Exercise goal =
Pull out each line of the data that includes the word "this".

-- Extracted material start --

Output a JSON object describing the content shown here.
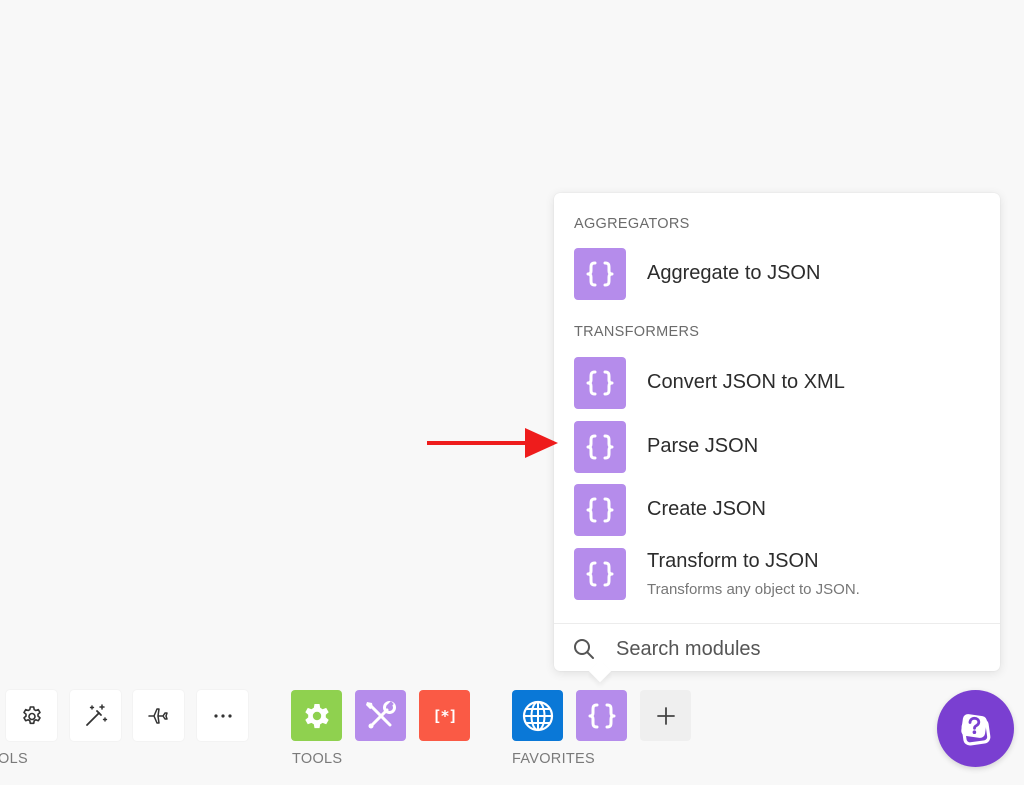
{
  "popup": {
    "sections": [
      {
        "title": "AGGREGATORS",
        "items": [
          {
            "label": "Aggregate to JSON"
          }
        ]
      },
      {
        "title": "TRANSFORMERS",
        "items": [
          {
            "label": "Convert JSON to XML"
          },
          {
            "label": "Parse JSON"
          },
          {
            "label": "Create JSON"
          },
          {
            "label": "Transform to JSON",
            "description": "Transforms any object to JSON."
          }
        ]
      }
    ],
    "search": {
      "placeholder": "Search modules"
    }
  },
  "toolbar": {
    "groups": [
      {
        "label": "OLS"
      },
      {
        "label": "TOOLS"
      },
      {
        "label": "FAVORITES"
      }
    ],
    "tools_text_icon": "[*]"
  },
  "colors": {
    "module_purple": "#b58ceb",
    "tools_green": "#8fd14f",
    "text_parser_orange": "#fa5a45",
    "http_blue": "#0a78d7",
    "help_purple": "#7a3fd1",
    "arrow_red": "#ee1c1c"
  },
  "icons": [
    "curly-braces-icon",
    "search-icon",
    "gear-icon",
    "magic-wand-icon",
    "airplane-icon",
    "more-icon",
    "tools-gear-icon",
    "tools-wrench-icon",
    "text-parser-icon",
    "globe-icon",
    "plus-icon",
    "help-icon",
    "arrow-icon"
  ]
}
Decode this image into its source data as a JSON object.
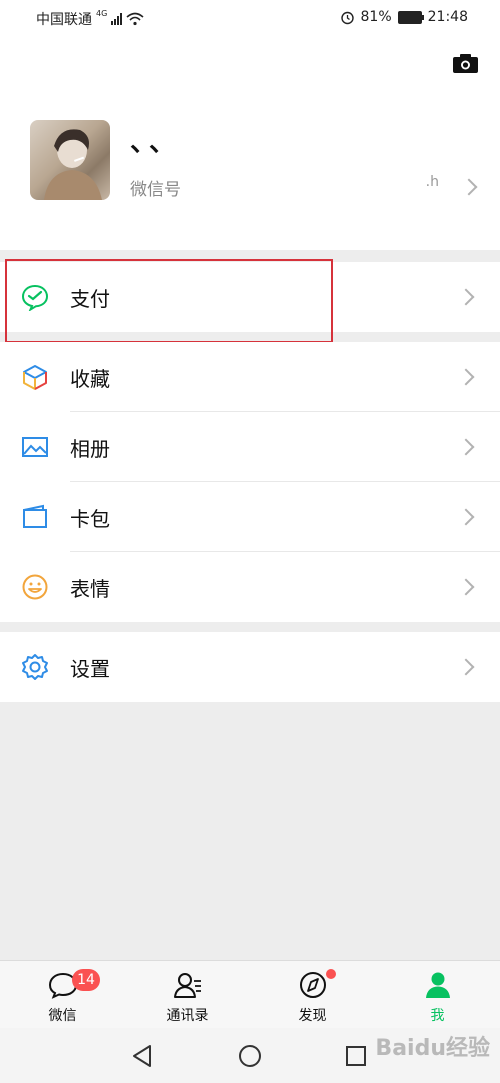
{
  "status_bar": {
    "carrier": "中国联通",
    "network": "4G",
    "battery": "81%",
    "time": "21:48"
  },
  "profile": {
    "nickname": "、、",
    "wechat_id_label": "微信号",
    "wechat_id_value_visible": ".h"
  },
  "menu": {
    "pay": "支付",
    "favorites": "收藏",
    "album": "相册",
    "cards": "卡包",
    "stickers": "表情",
    "settings": "设置"
  },
  "tabbar": {
    "chats": "微信",
    "chats_badge": "14",
    "contacts": "通讯录",
    "discover": "发现",
    "me": "我"
  },
  "colors": {
    "accent": "#07c160",
    "badge": "#fa5151",
    "highlight_box": "#d6323b"
  },
  "watermark": "Baidu经验"
}
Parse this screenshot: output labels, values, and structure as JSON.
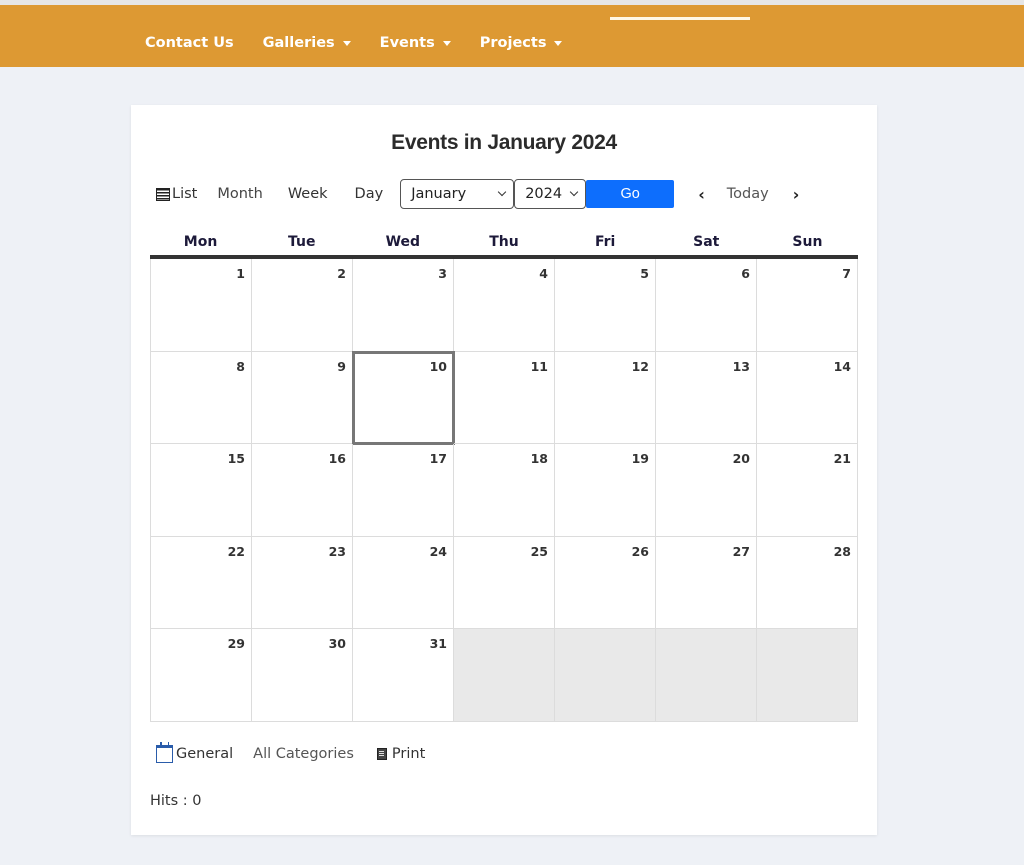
{
  "nav": {
    "items": [
      {
        "label": "Contact Us",
        "has_dropdown": false
      },
      {
        "label": "Galleries",
        "has_dropdown": true
      },
      {
        "label": "Events",
        "has_dropdown": true
      },
      {
        "label": "Projects",
        "has_dropdown": true
      }
    ],
    "brand_color": "#dd9933"
  },
  "calendar": {
    "title": "Events in January 2024",
    "views": {
      "list": "List",
      "month": "Month",
      "week": "Week",
      "day": "Day"
    },
    "month_select": "January",
    "year_select": "2024",
    "go_label": "Go",
    "prev_label": "‹",
    "today_label": "Today",
    "next_label": "›",
    "weekdays": [
      "Mon",
      "Tue",
      "Wed",
      "Thu",
      "Fri",
      "Sat",
      "Sun"
    ],
    "weeks": [
      [
        "1",
        "2",
        "3",
        "4",
        "5",
        "6",
        "7"
      ],
      [
        "8",
        "9",
        "10",
        "11",
        "12",
        "13",
        "14"
      ],
      [
        "15",
        "16",
        "17",
        "18",
        "19",
        "20",
        "21"
      ],
      [
        "22",
        "23",
        "24",
        "25",
        "26",
        "27",
        "28"
      ],
      [
        "29",
        "30",
        "31",
        "",
        "",
        "",
        ""
      ]
    ],
    "today": "10"
  },
  "footer": {
    "category_label": "General",
    "all_categories_label": "All Categories",
    "print_label": "Print",
    "hits": "Hits : 0"
  }
}
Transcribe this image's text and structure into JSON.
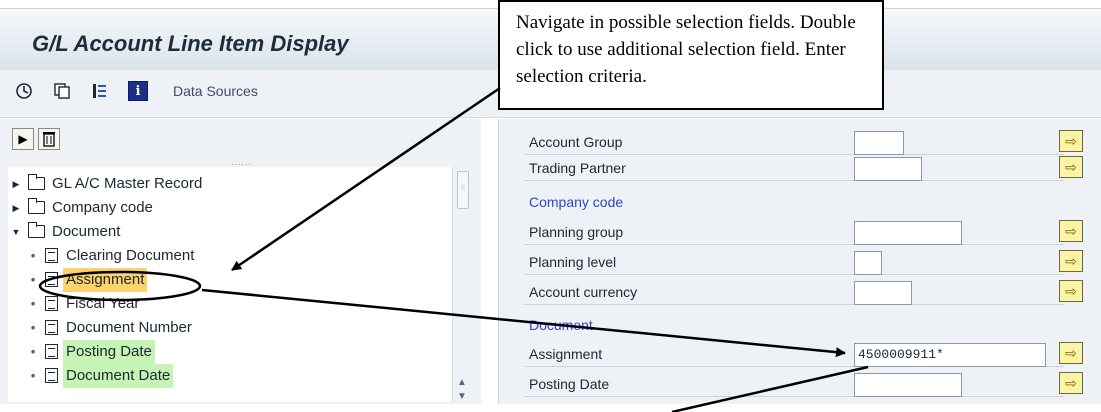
{
  "window": {
    "title": "G/L Account Line Item Display"
  },
  "toolbar": {
    "icons": [
      "execute-icon",
      "copy-icon",
      "selection-options-icon",
      "info-icon"
    ],
    "info_glyph": "i",
    "data_sources_label": "Data Sources"
  },
  "tree_buttons": [
    "expand-icon",
    "delete-icon"
  ],
  "tree": {
    "items": [
      {
        "label": "GL A/C Master Record",
        "type": "folder",
        "expanded": false,
        "highlight": ""
      },
      {
        "label": "Company code",
        "type": "folder",
        "expanded": false,
        "highlight": ""
      },
      {
        "label": "Document",
        "type": "folder",
        "expanded": true,
        "highlight": ""
      },
      {
        "label": "Clearing Document",
        "type": "field",
        "highlight": ""
      },
      {
        "label": "Assignment",
        "type": "field",
        "highlight": "orange"
      },
      {
        "label": "Fiscal Year",
        "type": "field",
        "highlight": ""
      },
      {
        "label": "Document Number",
        "type": "field",
        "highlight": ""
      },
      {
        "label": "Posting Date",
        "type": "field",
        "highlight": "green"
      },
      {
        "label": "Document Date",
        "type": "field",
        "highlight": "green"
      }
    ]
  },
  "fields": {
    "account_group": {
      "label": "Account Group",
      "value": ""
    },
    "trading_partner": {
      "label": "Trading Partner",
      "value": ""
    },
    "section_company_code": "Company code",
    "planning_group": {
      "label": "Planning group",
      "value": ""
    },
    "planning_level": {
      "label": "Planning level",
      "value": ""
    },
    "account_currency": {
      "label": "Account currency",
      "value": ""
    },
    "section_document": "Document",
    "assignment": {
      "label": "Assignment",
      "value": "4500009911*"
    },
    "posting_date": {
      "label": "Posting Date",
      "value": ""
    }
  },
  "callout": {
    "text": "Navigate in possible selection fields. Double click to use additional selection field. Enter selection criteria."
  },
  "colors": {
    "highlight_orange": "#fcd26a",
    "highlight_green": "#c5f4b4",
    "section_blue": "#2f45c8",
    "button_yellow": "#fbf3a6"
  }
}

-- Extracted material end --

Exercise result =
Decode this image into its source data as a JSON object.
Parse this screenshot: output labels, values, and structure as JSON.
Transcribe this image's text and structure into JSON.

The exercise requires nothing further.